**RECORDS**

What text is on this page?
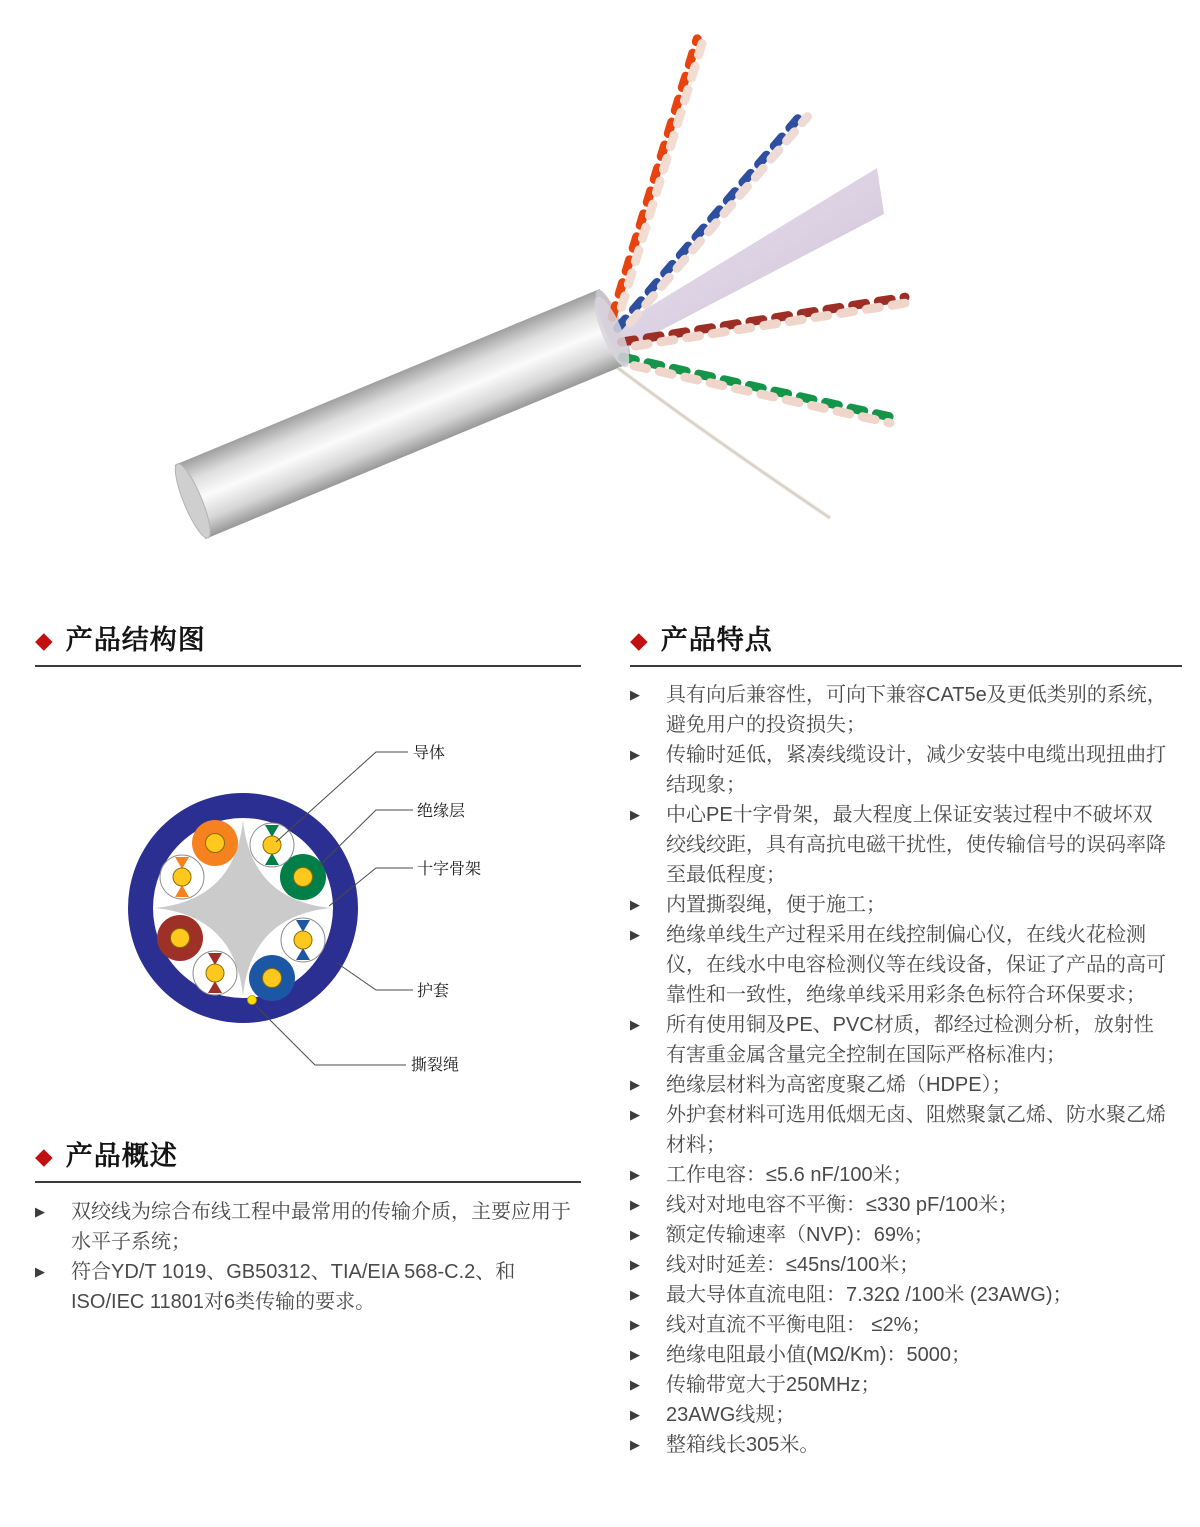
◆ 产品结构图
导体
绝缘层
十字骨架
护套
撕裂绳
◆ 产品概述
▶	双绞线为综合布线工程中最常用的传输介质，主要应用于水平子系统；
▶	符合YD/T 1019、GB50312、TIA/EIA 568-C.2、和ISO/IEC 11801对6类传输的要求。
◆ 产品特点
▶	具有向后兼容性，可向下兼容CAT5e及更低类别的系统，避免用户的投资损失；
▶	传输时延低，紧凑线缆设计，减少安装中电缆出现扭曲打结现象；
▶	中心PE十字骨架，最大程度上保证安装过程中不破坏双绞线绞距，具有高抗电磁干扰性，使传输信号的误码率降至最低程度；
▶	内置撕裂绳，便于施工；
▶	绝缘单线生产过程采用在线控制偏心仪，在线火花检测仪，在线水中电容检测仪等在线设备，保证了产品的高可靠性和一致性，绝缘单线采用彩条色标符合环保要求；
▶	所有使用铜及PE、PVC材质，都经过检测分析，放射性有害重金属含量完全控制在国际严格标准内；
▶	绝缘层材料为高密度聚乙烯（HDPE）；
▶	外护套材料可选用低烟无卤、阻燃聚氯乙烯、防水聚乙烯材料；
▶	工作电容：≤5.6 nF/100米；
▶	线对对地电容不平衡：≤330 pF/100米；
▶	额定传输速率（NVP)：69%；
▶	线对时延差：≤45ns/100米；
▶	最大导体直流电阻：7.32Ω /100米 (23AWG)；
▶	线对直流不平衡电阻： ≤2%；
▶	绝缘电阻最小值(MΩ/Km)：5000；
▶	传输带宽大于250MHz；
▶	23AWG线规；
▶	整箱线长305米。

...

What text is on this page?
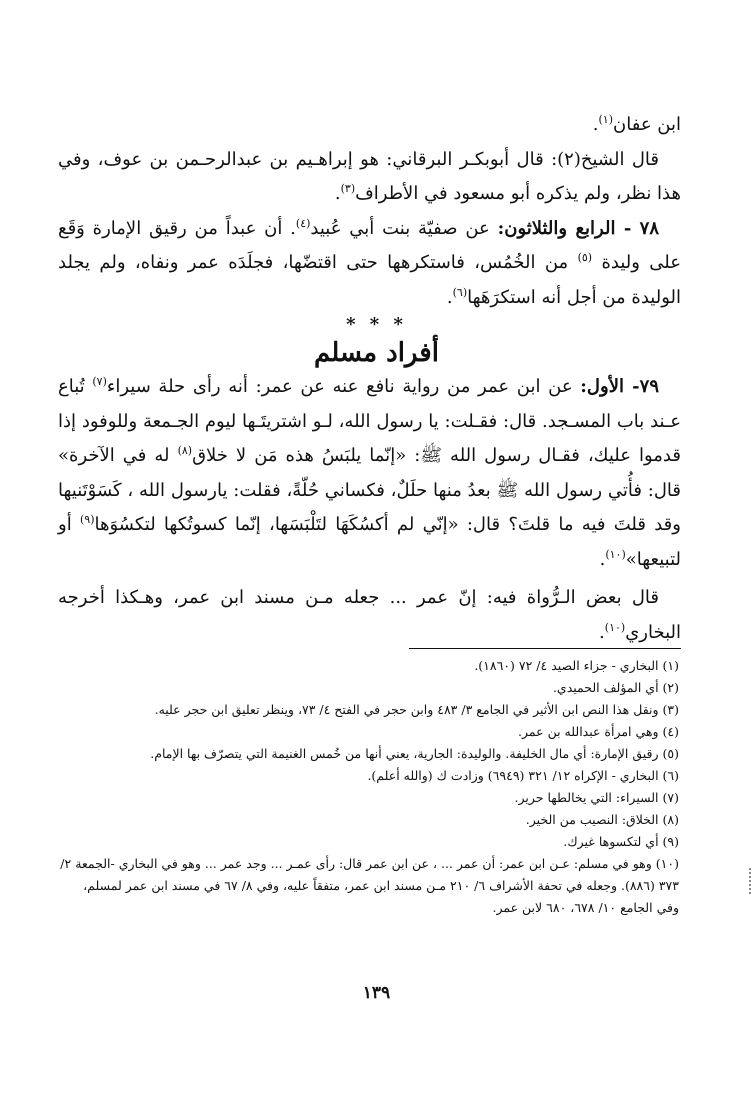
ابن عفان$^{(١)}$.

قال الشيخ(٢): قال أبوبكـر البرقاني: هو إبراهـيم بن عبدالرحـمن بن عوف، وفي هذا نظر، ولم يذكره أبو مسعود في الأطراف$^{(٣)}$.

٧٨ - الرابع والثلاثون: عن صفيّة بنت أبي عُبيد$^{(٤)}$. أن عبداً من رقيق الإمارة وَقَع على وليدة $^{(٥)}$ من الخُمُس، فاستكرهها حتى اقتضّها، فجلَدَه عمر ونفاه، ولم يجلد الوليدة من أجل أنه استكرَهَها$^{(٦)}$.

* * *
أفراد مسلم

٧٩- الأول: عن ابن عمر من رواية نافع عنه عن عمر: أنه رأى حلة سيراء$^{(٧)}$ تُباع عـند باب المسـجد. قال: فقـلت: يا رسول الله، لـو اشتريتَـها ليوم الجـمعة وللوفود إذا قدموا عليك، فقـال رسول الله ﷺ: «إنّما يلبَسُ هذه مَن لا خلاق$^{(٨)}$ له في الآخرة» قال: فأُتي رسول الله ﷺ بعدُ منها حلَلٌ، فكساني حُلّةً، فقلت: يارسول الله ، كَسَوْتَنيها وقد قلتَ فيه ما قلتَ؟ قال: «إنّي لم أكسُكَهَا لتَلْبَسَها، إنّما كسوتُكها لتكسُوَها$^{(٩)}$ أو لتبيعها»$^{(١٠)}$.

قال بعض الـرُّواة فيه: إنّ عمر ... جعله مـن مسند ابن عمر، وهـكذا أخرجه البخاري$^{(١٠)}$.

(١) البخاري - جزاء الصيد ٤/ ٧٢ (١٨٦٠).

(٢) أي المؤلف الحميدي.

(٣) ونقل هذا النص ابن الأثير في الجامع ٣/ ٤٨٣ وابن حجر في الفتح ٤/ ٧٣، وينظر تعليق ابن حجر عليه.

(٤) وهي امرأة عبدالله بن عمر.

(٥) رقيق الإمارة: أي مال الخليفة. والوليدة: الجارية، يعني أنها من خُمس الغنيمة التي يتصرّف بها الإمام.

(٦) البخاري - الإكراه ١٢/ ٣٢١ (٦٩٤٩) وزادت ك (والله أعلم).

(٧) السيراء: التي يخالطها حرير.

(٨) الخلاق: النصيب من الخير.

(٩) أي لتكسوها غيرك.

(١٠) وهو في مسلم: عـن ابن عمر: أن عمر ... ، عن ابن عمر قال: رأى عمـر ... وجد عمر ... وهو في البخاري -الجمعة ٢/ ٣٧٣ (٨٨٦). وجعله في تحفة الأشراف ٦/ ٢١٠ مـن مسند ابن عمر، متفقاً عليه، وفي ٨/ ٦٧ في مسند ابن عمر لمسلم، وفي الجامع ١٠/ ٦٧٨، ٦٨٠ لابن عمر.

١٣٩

**EXERCISE PROMPT**
Scan the material above and determine how many lines include the word "رقيق"; report only the number.

**EXERCISE ANSWER**
2